* _WHAT YOU WILL DO_
Each entry below must be repeated word for word.

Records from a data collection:

— start —

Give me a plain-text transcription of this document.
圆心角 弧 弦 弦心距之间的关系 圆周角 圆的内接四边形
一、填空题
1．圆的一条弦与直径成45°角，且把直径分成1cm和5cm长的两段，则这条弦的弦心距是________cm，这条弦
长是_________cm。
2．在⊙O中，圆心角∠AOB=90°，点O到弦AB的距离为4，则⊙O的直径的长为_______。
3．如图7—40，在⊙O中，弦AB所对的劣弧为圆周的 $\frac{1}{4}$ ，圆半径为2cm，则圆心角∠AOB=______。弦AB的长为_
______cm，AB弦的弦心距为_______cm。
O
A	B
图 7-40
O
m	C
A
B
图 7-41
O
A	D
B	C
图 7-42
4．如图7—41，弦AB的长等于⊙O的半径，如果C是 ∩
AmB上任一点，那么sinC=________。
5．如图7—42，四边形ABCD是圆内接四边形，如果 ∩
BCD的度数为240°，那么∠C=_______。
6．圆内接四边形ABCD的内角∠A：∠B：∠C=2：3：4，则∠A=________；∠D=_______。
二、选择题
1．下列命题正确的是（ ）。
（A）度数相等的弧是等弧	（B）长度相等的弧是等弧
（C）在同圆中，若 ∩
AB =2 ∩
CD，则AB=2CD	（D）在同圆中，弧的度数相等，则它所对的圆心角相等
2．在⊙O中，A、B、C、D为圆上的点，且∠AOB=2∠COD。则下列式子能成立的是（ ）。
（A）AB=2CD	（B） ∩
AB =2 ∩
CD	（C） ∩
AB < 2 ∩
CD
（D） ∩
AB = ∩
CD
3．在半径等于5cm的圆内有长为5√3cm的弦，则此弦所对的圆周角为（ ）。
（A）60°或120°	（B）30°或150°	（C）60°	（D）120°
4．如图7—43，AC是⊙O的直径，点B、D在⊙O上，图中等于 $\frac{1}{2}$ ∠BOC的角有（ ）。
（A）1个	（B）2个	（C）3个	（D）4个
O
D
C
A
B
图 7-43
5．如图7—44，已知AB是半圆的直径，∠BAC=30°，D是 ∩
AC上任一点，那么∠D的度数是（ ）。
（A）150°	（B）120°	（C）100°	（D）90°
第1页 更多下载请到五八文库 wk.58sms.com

— end —

* _SOLUTION TO THIS PROBLEM_
Give me a plain-text transcription of this document.
圆心角 弧 弦 弦心距之间的关系 圆周角 圆的内接四边形
一、填空题
1．圆的一条弦与直径成45°角，且把直径分成1cm和5cm长的两段，则这条弦的弦心距是________cm，这条弦
长是_________cm。
2．在⊙O中，圆心角∠AOB=90°，点O到弦AB的距离为4，则⊙O的直径的长为_______。
3．如图7—40，在⊙O中，弦AB所对的劣弧为圆周的 $\frac{1}{4}$ ，圆半径为2cm，则圆心角∠AOB=______。弦AB的长为_
______cm，AB弦的弦心距为_______cm。
O
A	B
图 7-40
O
m	C
A
B
图 7-41
O
A	D
B	C
图 7-42
4．如图7—41，弦AB的长等于⊙O的半径，如果C是 ∩
AmB上任一点，那么sinC=________。
5．如图7—42，四边形ABCD是圆内接四边形，如果 ∩
BCD的度数为240°，那么∠C=_______。
6．圆内接四边形ABCD的内角∠A：∠B：∠C=2：3：4，则∠A=________；∠D=_______。
二、选择题
1．下列命题正确的是（ ）。
（A）度数相等的弧是等弧	（B）长度相等的弧是等弧
（C）在同圆中，若 ∩
AB =2 ∩
CD，则AB=2CD	（D）在同圆中，弧的度数相等，则它所对的圆心角相等
2．在⊙O中，A、B、C、D为圆上的点，且∠AOB=2∠COD。则下列式子能成立的是（ ）。
（A）AB=2CD	（B） ∩
AB =2 ∩
CD	（C） ∩
AB < 2 ∩
CD
（D） ∩
AB = ∩
CD
3．在半径等于5cm的圆内有长为5√3cm的弦，则此弦所对的圆周角为（ ）。
（A）60°或120°	（B）30°或150°	（C）60°	（D）120°
4．如图7—43，AC是⊙O的直径，点B、D在⊙O上，图中等于 $\frac{1}{2}$ ∠BOC的角有（ ）。
（A）1个	（B）2个	（C）3个	（D）4个
O
D
C
A
B
图 7-43
5．如图7—44，已知AB是半圆的直径，∠BAC=30°，D是 ∩
AC上任一点，那么∠D的度数是（ ）。
（A）150°	（B）120°	（C）100°	（D）90°
第1页 更多下载请到五八文库 wk.58sms.com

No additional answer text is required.